(Data excerpts)
......

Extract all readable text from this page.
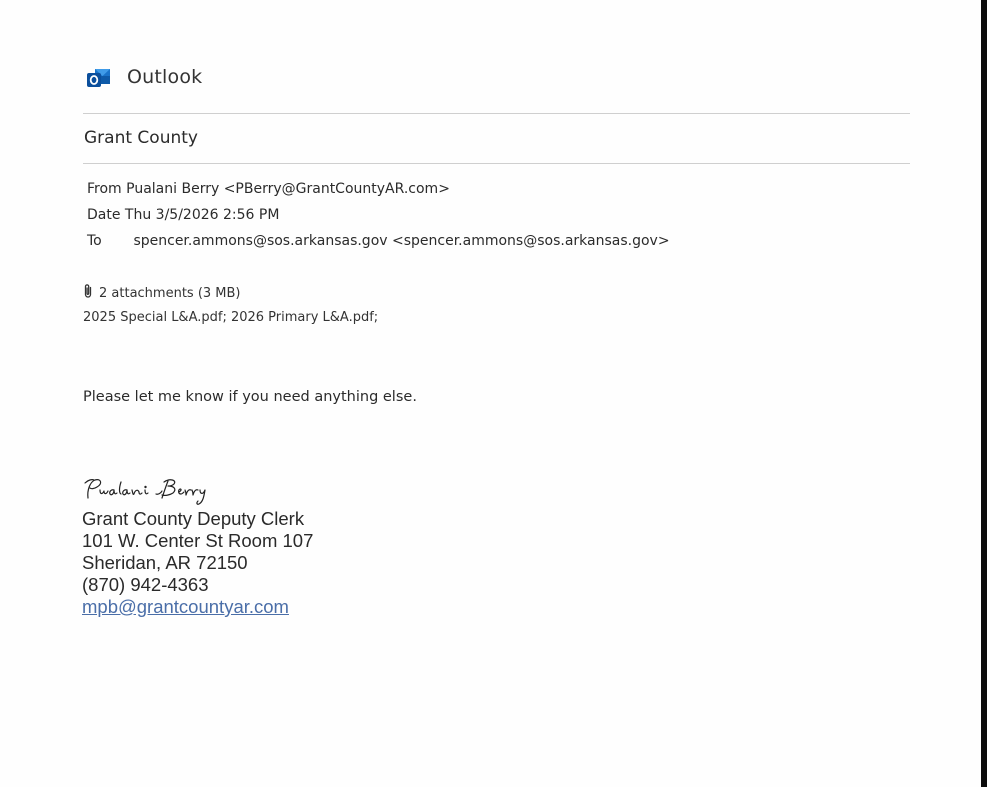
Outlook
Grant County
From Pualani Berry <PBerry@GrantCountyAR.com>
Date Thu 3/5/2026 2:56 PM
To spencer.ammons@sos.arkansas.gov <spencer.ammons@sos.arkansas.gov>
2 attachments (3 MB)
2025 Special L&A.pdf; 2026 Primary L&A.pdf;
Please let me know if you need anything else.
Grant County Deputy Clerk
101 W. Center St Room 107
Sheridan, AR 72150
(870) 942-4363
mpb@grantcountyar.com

......

**WHAT YOU SHOULD DO**
Go through the entries above and output them exactly, without pictures.

**SOLVED PROBLEM**
Extract all readable text from this page.
Outlook
Grant County
From Pualani Berry <PBerry@GrantCountyAR.com>
Date Thu 3/5/2026 2:56 PM
To spencer.ammons@sos.arkansas.gov <spencer.ammons@sos.arkansas.gov>
2 attachments (3 MB)
2025 Special L&A.pdf; 2026 Primary L&A.pdf;
Please let me know if you need anything else.
Grant County Deputy Clerk
101 W. Center St Room 107
Sheridan, AR 72150
(870) 942-4363
mpb@grantcountyar.com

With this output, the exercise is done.